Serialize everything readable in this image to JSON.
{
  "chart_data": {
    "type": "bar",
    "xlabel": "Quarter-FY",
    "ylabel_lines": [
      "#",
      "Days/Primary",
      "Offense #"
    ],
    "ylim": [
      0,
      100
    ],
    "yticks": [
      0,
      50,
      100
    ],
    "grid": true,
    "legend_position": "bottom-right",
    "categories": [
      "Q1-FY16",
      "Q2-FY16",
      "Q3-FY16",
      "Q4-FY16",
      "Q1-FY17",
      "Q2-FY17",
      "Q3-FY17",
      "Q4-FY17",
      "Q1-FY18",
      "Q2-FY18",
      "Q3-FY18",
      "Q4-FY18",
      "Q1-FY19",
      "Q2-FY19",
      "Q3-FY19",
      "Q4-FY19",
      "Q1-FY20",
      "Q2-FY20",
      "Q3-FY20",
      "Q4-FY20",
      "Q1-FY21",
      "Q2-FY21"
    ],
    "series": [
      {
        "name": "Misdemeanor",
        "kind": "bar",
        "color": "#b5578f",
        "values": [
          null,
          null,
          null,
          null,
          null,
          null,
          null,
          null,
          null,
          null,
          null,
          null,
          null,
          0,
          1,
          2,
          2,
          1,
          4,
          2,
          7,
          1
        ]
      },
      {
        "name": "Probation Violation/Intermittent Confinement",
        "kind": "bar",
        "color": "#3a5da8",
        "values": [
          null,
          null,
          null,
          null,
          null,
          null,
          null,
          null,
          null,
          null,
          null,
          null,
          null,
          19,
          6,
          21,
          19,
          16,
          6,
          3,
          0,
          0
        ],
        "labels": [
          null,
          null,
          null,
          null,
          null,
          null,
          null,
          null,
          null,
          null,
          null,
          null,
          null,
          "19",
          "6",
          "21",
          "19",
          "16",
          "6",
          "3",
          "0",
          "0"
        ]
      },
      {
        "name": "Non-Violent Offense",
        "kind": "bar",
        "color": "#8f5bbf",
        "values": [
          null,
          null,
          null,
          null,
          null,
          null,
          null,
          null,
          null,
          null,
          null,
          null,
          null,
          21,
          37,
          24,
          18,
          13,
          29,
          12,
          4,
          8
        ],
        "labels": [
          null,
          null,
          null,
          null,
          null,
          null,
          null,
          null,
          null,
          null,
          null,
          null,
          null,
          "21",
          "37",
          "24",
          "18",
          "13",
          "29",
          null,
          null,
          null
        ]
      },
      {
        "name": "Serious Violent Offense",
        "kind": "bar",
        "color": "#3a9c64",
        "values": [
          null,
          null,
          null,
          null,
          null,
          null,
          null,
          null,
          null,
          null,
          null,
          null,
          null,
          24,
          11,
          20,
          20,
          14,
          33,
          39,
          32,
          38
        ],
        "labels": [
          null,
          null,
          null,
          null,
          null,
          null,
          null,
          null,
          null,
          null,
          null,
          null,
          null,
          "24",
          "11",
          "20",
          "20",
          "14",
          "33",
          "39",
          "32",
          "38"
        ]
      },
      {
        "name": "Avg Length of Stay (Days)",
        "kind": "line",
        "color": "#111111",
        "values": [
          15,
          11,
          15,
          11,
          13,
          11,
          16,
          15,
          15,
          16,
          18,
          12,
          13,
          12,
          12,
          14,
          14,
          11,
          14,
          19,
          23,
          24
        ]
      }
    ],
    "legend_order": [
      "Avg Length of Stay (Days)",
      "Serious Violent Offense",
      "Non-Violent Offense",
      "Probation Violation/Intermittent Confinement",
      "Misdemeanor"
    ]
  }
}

::::

- **What this task involves**: Your task is to repeat every entry exactly.

- **Task solution**:
Serialize everything readable in this image to JSON.
{
  "chart_data": {
    "type": "bar",
    "xlabel": "Quarter-FY",
    "ylabel_lines": [
      "#",
      "Days/Primary",
      "Offense #"
    ],
    "ylim": [
      0,
      100
    ],
    "yticks": [
      0,
      50,
      100
    ],
    "grid": true,
    "legend_position": "bottom-right",
    "categories": [
      "Q1-FY16",
      "Q2-FY16",
      "Q3-FY16",
      "Q4-FY16",
      "Q1-FY17",
      "Q2-FY17",
      "Q3-FY17",
      "Q4-FY17",
      "Q1-FY18",
      "Q2-FY18",
      "Q3-FY18",
      "Q4-FY18",
      "Q1-FY19",
      "Q2-FY19",
      "Q3-FY19",
      "Q4-FY19",
      "Q1-FY20",
      "Q2-FY20",
      "Q3-FY20",
      "Q4-FY20",
      "Q1-FY21",
      "Q2-FY21"
    ],
    "series": [
      {
        "name": "Misdemeanor",
        "kind": "bar",
        "color": "#b5578f",
        "values": [
          null,
          null,
          null,
          null,
          null,
          null,
          null,
          null,
          null,
          null,
          null,
          null,
          null,
          0,
          1,
          2,
          2,
          1,
          4,
          2,
          7,
          1
        ]
      },
      {
        "name": "Probation Violation/Intermittent Confinement",
        "kind": "bar",
        "color": "#3a5da8",
        "values": [
          null,
          null,
          null,
          null,
          null,
          null,
          null,
          null,
          null,
          null,
          null,
          null,
          null,
          19,
          6,
          21,
          19,
          16,
          6,
          3,
          0,
          0
        ],
        "labels": [
          null,
          null,
          null,
          null,
          null,
          null,
          null,
          null,
          null,
          null,
          null,
          null,
          null,
          "19",
          "6",
          "21",
          "19",
          "16",
          "6",
          "3",
          "0",
          "0"
        ]
      },
      {
        "name": "Non-Violent Offense",
        "kind": "bar",
        "color": "#8f5bbf",
        "values": [
          null,
          null,
          null,
          null,
          null,
          null,
          null,
          null,
          null,
          null,
          null,
          null,
          null,
          21,
          37,
          24,
          18,
          13,
          29,
          12,
          4,
          8
        ],
        "labels": [
          null,
          null,
          null,
          null,
          null,
          null,
          null,
          null,
          null,
          null,
          null,
          null,
          null,
          "21",
          "37",
          "24",
          "18",
          "13",
          "29",
          null,
          null,
          null
        ]
      },
      {
        "name": "Serious Violent Offense",
        "kind": "bar",
        "color": "#3a9c64",
        "values": [
          null,
          null,
          null,
          null,
          null,
          null,
          null,
          null,
          null,
          null,
          null,
          null,
          null,
          24,
          11,
          20,
          20,
          14,
          33,
          39,
          32,
          38
        ],
        "labels": [
          null,
          null,
          null,
          null,
          null,
          null,
          null,
          null,
          null,
          null,
          null,
          null,
          null,
          "24",
          "11",
          "20",
          "20",
          "14",
          "33",
          "39",
          "32",
          "38"
        ]
      },
      {
        "name": "Avg Length of Stay (Days)",
        "kind": "line",
        "color": "#111111",
        "values": [
          15,
          11,
          15,
          11,
          13,
          11,
          16,
          15,
          15,
          16,
          18,
          12,
          13,
          12,
          12,
          14,
          14,
          11,
          14,
          19,
          23,
          24
        ]
      }
    ],
    "legend_order": [
      "Avg Length of Stay (Days)",
      "Serious Violent Offense",
      "Non-Violent Offense",
      "Probation Violation/Intermittent Confinement",
      "Misdemeanor"
    ]
  }
}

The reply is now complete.